===== TEXTE FOURNI
Le chef de la diplomatie saoudienne, le prince Saoud al-Fayçal, avait été explicite mercredi, affirmant que les « pays arabes du Golfe ont une stratégie commune de défense ». « Si l’Iran veut jouer un rôle de puissance régionale, il doit prendre en compte les intérêts des pays voisins et pas seulement les siens », avait-il ajouté, mettant en garde contre toute ingérence iranienne dans le Golfe.
Theodore Karasik, directeur de recherche à l’institut Enigma, ayant son siège à Dubaï, estime de son côté que le programme nucléaire iranien, « à la finalité ambiguë, est une source de menace aux yeux des Saoudiens, notamment dans le contexte du retrait américain d’Irak et de ce qui se passe en Syrie et au Liban ». « Les manœuvres militaires de l’Iran dans le Golfe ne sont pas rassurantes pour les Saoudiens », ajoute-t-il, soulignant le ton « plus ferme » que d’habitude de la diplomatie saoudienne à l’égard de l’Iran.
Selon M. Karasik, « l’Arabie saoudite fait également face à une nouvelle menace venant du Yémen », où el-Qaëda met à profit l’instabilité liée au mouvement de contestation pour étendre son influence.
==========
===== JEU DE DONNÉES
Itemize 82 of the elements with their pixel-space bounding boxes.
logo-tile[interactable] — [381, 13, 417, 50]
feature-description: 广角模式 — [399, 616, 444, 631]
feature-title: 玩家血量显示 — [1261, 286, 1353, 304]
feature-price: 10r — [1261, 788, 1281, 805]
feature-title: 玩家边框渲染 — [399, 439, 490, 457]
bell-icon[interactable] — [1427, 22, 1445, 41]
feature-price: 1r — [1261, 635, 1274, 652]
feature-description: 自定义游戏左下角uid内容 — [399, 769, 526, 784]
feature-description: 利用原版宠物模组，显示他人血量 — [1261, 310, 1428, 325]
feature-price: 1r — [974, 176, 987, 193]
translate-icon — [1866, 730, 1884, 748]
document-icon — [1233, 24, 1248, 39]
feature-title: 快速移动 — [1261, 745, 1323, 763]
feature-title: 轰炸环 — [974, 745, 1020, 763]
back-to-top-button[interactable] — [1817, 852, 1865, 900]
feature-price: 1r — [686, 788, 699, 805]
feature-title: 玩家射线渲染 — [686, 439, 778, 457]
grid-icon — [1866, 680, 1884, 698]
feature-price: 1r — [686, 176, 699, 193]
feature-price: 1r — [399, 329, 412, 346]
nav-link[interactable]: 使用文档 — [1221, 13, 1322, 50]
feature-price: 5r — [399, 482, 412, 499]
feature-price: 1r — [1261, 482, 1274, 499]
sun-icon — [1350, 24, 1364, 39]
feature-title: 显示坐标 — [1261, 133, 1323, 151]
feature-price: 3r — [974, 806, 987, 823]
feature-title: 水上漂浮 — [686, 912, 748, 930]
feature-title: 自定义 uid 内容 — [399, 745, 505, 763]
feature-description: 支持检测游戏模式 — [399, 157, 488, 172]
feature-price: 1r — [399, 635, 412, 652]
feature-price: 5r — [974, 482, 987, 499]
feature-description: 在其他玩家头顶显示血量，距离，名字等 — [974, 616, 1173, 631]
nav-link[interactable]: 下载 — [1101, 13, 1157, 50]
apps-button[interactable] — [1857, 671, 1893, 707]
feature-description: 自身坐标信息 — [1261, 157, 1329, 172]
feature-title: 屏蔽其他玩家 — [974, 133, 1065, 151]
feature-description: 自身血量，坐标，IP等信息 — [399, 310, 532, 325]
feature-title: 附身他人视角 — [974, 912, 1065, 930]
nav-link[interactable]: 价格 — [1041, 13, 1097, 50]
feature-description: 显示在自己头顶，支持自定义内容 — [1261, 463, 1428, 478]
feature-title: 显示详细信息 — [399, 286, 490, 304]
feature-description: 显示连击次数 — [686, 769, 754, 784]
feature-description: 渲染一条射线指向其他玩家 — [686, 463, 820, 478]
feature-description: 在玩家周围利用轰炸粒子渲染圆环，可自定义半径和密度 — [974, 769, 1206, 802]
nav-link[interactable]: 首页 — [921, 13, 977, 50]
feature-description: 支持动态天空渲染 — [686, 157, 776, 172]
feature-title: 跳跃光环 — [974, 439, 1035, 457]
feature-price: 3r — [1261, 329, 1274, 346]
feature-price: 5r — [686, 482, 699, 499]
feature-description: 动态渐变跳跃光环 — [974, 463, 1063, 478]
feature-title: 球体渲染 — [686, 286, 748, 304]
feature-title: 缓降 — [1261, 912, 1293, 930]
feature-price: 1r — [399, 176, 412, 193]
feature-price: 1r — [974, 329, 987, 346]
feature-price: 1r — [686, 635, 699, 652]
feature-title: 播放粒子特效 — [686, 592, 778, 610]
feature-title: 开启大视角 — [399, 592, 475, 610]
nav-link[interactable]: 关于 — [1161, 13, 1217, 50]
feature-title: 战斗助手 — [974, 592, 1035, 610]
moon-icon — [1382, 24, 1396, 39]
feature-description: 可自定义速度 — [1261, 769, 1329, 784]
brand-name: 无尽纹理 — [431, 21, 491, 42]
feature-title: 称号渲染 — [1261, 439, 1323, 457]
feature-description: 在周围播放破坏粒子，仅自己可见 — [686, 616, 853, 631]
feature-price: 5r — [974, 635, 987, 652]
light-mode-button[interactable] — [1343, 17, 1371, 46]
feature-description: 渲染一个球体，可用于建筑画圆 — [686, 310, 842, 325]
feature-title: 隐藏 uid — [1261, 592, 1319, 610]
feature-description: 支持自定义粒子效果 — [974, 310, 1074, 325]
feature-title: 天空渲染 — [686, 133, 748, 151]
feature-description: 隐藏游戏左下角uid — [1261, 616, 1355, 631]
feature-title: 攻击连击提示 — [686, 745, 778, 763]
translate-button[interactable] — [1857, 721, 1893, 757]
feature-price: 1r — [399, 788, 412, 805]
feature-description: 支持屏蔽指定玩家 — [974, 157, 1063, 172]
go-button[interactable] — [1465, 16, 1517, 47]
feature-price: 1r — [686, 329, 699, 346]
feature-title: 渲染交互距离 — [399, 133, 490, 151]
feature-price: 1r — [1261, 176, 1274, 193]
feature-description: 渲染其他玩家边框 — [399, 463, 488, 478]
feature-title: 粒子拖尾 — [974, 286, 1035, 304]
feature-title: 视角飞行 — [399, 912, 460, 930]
==========
• **CONSIGNE A**:
Recopiez fidèlement le passage du texte fourni situé entre « Theodore Karasik, directeur » et « étendre son influence. », ces deux bornes comprises.
• **CONSIGNE B**:
D'après le texte fourni, dans quelle ville l'institut Enigma a-t-il son siège ?
• **CONSIGNE C**:
Relevez tous les pays désignés par leur nom dans le texte fourni.

• **CORRIGÉ A**:
Theodore Karasik, directeur de recherche à l’institut Enigma, ayant son siège à Dubaï, estime de son côté que le programme nucléaire iranien, « à la finalité ambiguë, est une source de menace aux yeux des Saoudiens, notamment dans le contexte du retrait américain d’Irak et de ce qui se passe en Syrie et au Liban ». « Les manœuvres militaires de l’Iran dans le Golfe ne sont pas rassurantes pour les Saoudiens », ajoute-t-il, soulignant le ton « plus ferme » que d’habitude de la diplomatie saoudienne à l’égard de l’Iran.
Selon M. Karasik, « l’Arabie saoudite fait également face à une nouvelle menace venant du Yémen », où el-Qaëda met à profit l’instabilité liée au mouvement de contestation pour étendre son influence.

• **CORRIGÉ B**:
À Dubaï.

• **CORRIGÉ C**:
Iran, Irak, Syrie, Liban, Arabie saoudite, Yémen